## Data for the task
——

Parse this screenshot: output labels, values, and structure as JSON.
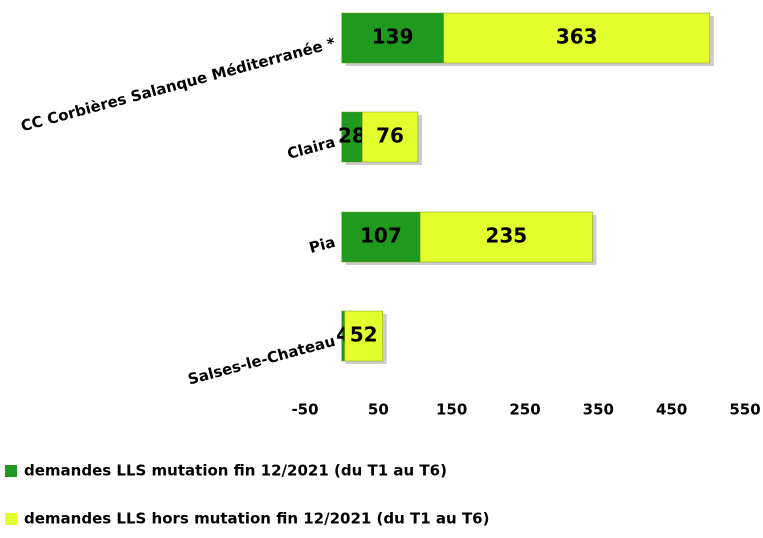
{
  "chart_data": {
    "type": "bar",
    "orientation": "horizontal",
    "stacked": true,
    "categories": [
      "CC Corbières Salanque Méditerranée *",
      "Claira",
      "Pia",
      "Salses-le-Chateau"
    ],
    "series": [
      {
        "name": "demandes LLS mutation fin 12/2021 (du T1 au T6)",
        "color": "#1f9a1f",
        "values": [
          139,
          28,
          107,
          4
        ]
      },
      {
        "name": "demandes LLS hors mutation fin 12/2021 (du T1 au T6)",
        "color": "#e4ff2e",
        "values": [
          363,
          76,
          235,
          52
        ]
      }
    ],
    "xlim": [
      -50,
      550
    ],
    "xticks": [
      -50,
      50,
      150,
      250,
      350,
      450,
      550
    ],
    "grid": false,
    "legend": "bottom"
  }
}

——

## What you will do
Reproduce the listing exactly. Leave its pictures out.

## Solution to the exercise
Parse this screenshot: output labels, values, and structure as JSON.
{
  "chart_data": {
    "type": "bar",
    "orientation": "horizontal",
    "stacked": true,
    "categories": [
      "CC Corbières Salanque Méditerranée *",
      "Claira",
      "Pia",
      "Salses-le-Chateau"
    ],
    "series": [
      {
        "name": "demandes LLS mutation fin 12/2021 (du T1 au T6)",
        "color": "#1f9a1f",
        "values": [
          139,
          28,
          107,
          4
        ]
      },
      {
        "name": "demandes LLS hors mutation fin 12/2021 (du T1 au T6)",
        "color": "#e4ff2e",
        "values": [
          363,
          76,
          235,
          52
        ]
      }
    ],
    "xlim": [
      -50,
      550
    ],
    "xticks": [
      -50,
      50,
      150,
      250,
      350,
      450,
      550
    ],
    "grid": false,
    "legend": "bottom"
  }
}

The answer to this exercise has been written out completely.